• Exercise
Using only the Camunda testing text, decide whether each statement agrees with it: (a) in a testing scenario the job executor is turned off; (b) the example tests fail by default, before any flag is changed; (c) the helper call suggested for completing a waiting job is execute(job()). Answer each with yes or no and quote the deciding words.

• Page text
Camunda tests stop working after asyncBefore flag set to true for bpmn start event

Using tests from official Camunda Github repo: https://github.com/camunda/camunda-bpm-assert

examples folder contains a few bpmn files and tests, by default all works fine, all tests successfully passed, but when I set flag Asynchronous Before for Start event for any bpmn - all asserts start failing.

What is the right way to write tests when bpmn start event executed in async fashion?

If you’ve added an async on an element of the process it commits the current state. Normally the job executor would then pickup the tread itself from there and continue the process but in a testing scenario the job executor is turned off to ensure the test has full control of how the process moves.

What this means for you is that any time there’s an async you need to find the Job that is waiting and complete it.
This is simplified in the testing framework - all you should need is this

execute(job());

You’ll find more details in the docs: https://github.com/camunda/camunda-bpm-assert/blob/master/docs/User_Guide_BPMN.md#helpers-execute

Hi @Niall thank you for reply!

where exactly I should put

execute(job())

For example, I tried to execute the job after process started:

@Test
  @Deployment(resources = { "camunda-testing-job-announcement.bpmn", "camunda-testing-job-announcement-publication.bpmn" })

• Records
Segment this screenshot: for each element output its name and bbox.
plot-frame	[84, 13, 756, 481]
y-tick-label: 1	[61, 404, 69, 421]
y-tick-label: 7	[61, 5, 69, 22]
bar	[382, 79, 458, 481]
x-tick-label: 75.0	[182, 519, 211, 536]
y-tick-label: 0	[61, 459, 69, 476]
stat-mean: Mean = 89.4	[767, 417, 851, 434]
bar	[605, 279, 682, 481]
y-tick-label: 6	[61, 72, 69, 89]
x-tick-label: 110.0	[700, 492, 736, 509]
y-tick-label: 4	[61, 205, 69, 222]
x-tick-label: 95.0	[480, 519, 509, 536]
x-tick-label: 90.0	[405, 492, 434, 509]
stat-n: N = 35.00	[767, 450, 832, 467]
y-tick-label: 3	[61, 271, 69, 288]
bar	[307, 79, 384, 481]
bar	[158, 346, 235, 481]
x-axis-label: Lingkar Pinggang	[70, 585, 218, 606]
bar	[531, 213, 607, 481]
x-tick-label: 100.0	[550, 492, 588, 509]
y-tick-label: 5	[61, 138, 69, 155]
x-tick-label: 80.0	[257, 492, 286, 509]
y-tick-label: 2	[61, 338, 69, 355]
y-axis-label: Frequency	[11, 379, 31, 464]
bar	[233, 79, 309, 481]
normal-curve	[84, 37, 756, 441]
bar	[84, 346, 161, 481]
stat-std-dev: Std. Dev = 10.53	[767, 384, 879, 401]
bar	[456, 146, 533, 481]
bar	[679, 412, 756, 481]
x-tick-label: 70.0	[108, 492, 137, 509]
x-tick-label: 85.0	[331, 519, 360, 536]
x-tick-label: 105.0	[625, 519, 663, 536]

• The answer
(a) Yes: "in a testing scenario the job executor is turned off to ensure the test has full control of how the process moves."
(b) No: "by default all works fine, all tests successfully passed"
(c) Yes: "all you should need is this" followed by "execute(job());"